> Written task:
Every entry that follows should be reproduced exactly.

> Recorded data:
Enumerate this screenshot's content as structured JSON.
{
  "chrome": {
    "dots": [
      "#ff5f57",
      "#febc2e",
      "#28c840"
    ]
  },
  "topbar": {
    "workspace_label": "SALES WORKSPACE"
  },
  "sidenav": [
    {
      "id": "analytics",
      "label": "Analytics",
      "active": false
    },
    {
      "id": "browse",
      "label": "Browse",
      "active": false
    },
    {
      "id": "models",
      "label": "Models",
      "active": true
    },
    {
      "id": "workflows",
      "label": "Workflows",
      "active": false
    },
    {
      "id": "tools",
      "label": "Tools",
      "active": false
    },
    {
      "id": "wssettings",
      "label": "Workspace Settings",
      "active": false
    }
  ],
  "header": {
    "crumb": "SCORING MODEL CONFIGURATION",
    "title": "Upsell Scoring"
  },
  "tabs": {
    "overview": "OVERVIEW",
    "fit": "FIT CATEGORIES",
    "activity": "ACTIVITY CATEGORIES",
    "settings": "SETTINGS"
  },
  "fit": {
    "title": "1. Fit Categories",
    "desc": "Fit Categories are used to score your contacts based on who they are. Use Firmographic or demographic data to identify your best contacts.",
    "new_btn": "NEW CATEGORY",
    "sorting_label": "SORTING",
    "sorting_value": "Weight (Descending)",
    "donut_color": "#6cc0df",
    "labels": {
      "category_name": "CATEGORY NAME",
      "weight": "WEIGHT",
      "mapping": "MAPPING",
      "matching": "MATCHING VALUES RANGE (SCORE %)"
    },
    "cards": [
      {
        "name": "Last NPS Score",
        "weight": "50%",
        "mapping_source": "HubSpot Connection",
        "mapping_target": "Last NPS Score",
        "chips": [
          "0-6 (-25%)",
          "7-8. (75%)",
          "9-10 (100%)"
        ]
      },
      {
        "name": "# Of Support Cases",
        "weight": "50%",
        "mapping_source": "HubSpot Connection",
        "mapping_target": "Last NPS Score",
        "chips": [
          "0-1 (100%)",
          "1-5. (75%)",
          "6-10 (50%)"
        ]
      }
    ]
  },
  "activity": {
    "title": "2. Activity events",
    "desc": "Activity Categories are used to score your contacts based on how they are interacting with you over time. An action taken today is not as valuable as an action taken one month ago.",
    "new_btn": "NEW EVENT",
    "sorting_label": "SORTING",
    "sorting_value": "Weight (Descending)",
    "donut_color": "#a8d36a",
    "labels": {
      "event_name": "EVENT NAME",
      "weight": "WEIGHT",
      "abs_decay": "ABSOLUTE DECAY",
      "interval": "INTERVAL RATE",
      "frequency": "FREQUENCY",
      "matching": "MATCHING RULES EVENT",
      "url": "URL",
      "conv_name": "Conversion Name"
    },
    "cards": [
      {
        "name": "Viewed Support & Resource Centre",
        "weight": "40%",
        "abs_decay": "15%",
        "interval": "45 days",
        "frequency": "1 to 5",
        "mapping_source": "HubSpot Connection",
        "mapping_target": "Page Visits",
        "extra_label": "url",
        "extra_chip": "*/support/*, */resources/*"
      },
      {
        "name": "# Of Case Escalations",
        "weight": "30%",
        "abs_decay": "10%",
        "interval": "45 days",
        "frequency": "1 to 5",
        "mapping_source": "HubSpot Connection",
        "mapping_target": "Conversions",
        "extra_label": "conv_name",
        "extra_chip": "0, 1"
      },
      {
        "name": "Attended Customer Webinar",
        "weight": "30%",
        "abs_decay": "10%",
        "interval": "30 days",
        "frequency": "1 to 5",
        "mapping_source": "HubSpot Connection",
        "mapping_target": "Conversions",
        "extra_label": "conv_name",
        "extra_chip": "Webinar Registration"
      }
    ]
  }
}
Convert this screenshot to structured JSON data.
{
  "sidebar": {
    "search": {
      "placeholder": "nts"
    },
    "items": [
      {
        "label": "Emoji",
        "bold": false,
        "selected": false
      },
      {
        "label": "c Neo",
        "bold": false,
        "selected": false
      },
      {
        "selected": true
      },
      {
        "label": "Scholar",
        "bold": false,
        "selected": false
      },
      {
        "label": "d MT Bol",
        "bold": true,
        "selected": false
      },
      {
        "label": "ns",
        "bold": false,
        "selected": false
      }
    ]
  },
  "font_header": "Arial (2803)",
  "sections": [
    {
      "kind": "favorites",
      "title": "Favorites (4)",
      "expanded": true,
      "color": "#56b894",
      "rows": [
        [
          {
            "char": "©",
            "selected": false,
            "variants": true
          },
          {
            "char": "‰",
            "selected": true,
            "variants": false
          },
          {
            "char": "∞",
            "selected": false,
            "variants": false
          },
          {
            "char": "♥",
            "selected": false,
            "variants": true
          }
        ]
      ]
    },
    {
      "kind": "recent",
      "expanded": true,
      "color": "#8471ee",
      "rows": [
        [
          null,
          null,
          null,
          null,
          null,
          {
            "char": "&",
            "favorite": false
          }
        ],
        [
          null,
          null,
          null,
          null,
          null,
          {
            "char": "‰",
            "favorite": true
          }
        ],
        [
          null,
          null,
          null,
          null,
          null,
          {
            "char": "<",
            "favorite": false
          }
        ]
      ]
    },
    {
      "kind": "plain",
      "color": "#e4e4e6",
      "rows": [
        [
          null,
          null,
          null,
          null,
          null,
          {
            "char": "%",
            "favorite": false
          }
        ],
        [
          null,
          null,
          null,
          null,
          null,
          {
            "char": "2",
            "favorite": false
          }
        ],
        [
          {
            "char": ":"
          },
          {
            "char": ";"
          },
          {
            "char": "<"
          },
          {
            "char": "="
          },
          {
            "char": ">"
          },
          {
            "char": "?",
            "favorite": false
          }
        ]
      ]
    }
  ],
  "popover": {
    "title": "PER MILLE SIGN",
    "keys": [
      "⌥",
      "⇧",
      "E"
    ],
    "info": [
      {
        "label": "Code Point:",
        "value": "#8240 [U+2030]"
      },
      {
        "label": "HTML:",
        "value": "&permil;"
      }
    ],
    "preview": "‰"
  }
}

> Answer to the problem:
Enumerate this screenshot's content as structured JSON.
{
  "chrome": {
    "dots": [
      "#ff5f57",
      "#febc2e",
      "#28c840"
    ]
  },
  "topbar": {
    "workspace_label": "SALES WORKSPACE"
  },
  "sidenav": [
    {
      "id": "analytics",
      "label": "Analytics",
      "active": false
    },
    {
      "id": "browse",
      "label": "Browse",
      "active": false
    },
    {
      "id": "models",
      "label": "Models",
      "active": true
    },
    {
      "id": "workflows",
      "label": "Workflows",
      "active": false
    },
    {
      "id": "tools",
      "label": "Tools",
      "active": false
    },
    {
      "id": "wssettings",
      "label": "Workspace Settings",
      "active": false
    }
  ],
  "header": {
    "crumb": "SCORING MODEL CONFIGURATION",
    "title": "Upsell Scoring"
  },
  "tabs": {
    "overview": "OVERVIEW",
    "fit": "FIT CATEGORIES",
    "activity": "ACTIVITY CATEGORIES",
    "settings": "SETTINGS"
  },
  "fit": {
    "title": "1. Fit Categories",
    "desc": "Fit Categories are used to score your contacts based on who they are. Use Firmographic or demographic data to identify your best contacts.",
    "new_btn": "NEW CATEGORY",
    "sorting_label": "SORTING",
    "sorting_value": "Weight (Descending)",
    "donut_color": "#6cc0df",
    "labels": {
      "category_name": "CATEGORY NAME",
      "weight": "WEIGHT",
      "mapping": "MAPPING",
      "matching": "MATCHING VALUES RANGE (SCORE %)"
    },
    "cards": [
      {
        "name": "Last NPS Score",
        "weight": "50%",
        "mapping_source": "HubSpot Connection",
        "mapping_target": "Last NPS Score",
        "chips": [
          "0-6 (-25%)",
          "7-8. (75%)",
          "9-10 (100%)"
        ]
      },
      {
        "name": "# Of Support Cases",
        "weight": "50%",
        "mapping_source": "HubSpot Connection",
        "mapping_target": "Last NPS Score",
        "chips": [
          "0-1 (100%)",
          "1-5. (75%)",
          "6-10 (50%)"
        ]
      }
    ]
  },
  "activity": {
    "title": "2. Activity events",
    "desc": "Activity Categories are used to score your contacts based on how they are interacting with you over time. An action taken today is not as valuable as an action taken one month ago.",
    "new_btn": "NEW EVENT",
    "sorting_label": "SORTING",
    "sorting_value": "Weight (Descending)",
    "donut_color": "#a8d36a",
    "labels": {
      "event_name": "EVENT NAME",
      "weight": "WEIGHT",
      "abs_decay": "ABSOLUTE DECAY",
      "interval": "INTERVAL RATE",
      "frequency": "FREQUENCY",
      "matching": "MATCHING RULES EVENT",
      "url": "URL",
      "conv_name": "Conversion Name"
    },
    "cards": [
      {
        "name": "Viewed Support & Resource Centre",
        "weight": "40%",
        "abs_decay": "15%",
        "interval": "45 days",
        "frequency": "1 to 5",
        "mapping_source": "HubSpot Connection",
        "mapping_target": "Page Visits",
        "extra_label": "url",
        "extra_chip": "*/support/*, */resources/*"
      },
      {
        "name": "# Of Case Escalations",
        "weight": "30%",
        "abs_decay": "10%",
        "interval": "45 days",
        "frequency": "1 to 5",
        "mapping_source": "HubSpot Connection",
        "mapping_target": "Conversions",
        "extra_label": "conv_name",
        "extra_chip": "0, 1"
      },
      {
        "name": "Attended Customer Webinar",
        "weight": "30%",
        "abs_decay": "10%",
        "interval": "30 days",
        "frequency": "1 to 5",
        "mapping_source": "HubSpot Connection",
        "mapping_target": "Conversions",
        "extra_label": "conv_name",
        "extra_chip": "Webinar Registration"
      }
    ]
  }
}
Convert this screenshot to structured JSON data.
{
  "sidebar": {
    "search": {
      "placeholder": "nts"
    },
    "items": [
      {
        "label": "Emoji",
        "bold": false,
        "selected": false
      },
      {
        "label": "c Neo",
        "bold": false,
        "selected": false
      },
      {
        "selected": true
      },
      {
        "label": "Scholar",
        "bold": false,
        "selected": false
      },
      {
        "label": "d MT Bol",
        "bold": true,
        "selected": false
      },
      {
        "label": "ns",
        "bold": false,
        "selected": false
      }
    ]
  },
  "font_header": "Arial (2803)",
  "sections": [
    {
      "kind": "favorites",
      "title": "Favorites (4)",
      "expanded": true,
      "color": "#56b894",
      "rows": [
        [
          {
            "char": "©",
            "selected": false,
            "variants": true
          },
          {
            "char": "‰",
            "selected": true,
            "variants": false
          },
          {
            "char": "∞",
            "selected": false,
            "variants": false
          },
          {
            "char": "♥",
            "selected": false,
            "variants": true
          }
        ]
      ]
    },
    {
      "kind": "recent",
      "expanded": true,
      "color": "#8471ee",
      "rows": [
        [
          null,
          null,
          null,
          null,
          null,
          {
            "char": "&",
            "favorite": false
          }
        ],
        [
          null,
          null,
          null,
          null,
          null,
          {
            "char": "‰",
            "favorite": true
          }
        ],
        [
          null,
          null,
          null,
          null,
          null,
          {
            "char": "<",
            "favorite": false
          }
        ]
      ]
    },
    {
      "kind": "plain",
      "color": "#e4e4e6",
      "rows": [
        [
          null,
          null,
          null,
          null,
          null,
          {
            "char": "%",
            "favorite": false
          }
        ],
        [
          null,
          null,
          null,
          null,
          null,
          {
            "char": "2",
            "favorite": false
          }
        ],
        [
          {
            "char": ":"
          },
          {
            "char": ";"
          },
          {
            "char": "<"
          },
          {
            "char": "="
          },
          {
            "char": ">"
          },
          {
            "char": "?",
            "favorite": false
          }
        ]
      ]
    }
  ],
  "popover": {
    "title": "PER MILLE SIGN",
    "keys": [
      "⌥",
      "⇧",
      "E"
    ],
    "info": [
      {
        "label": "Code Point:",
        "value": "#8240 [U+2030]"
      },
      {
        "label": "HTML:",
        "value": "&permil;"
      }
    ],
    "preview": "‰"
  }
}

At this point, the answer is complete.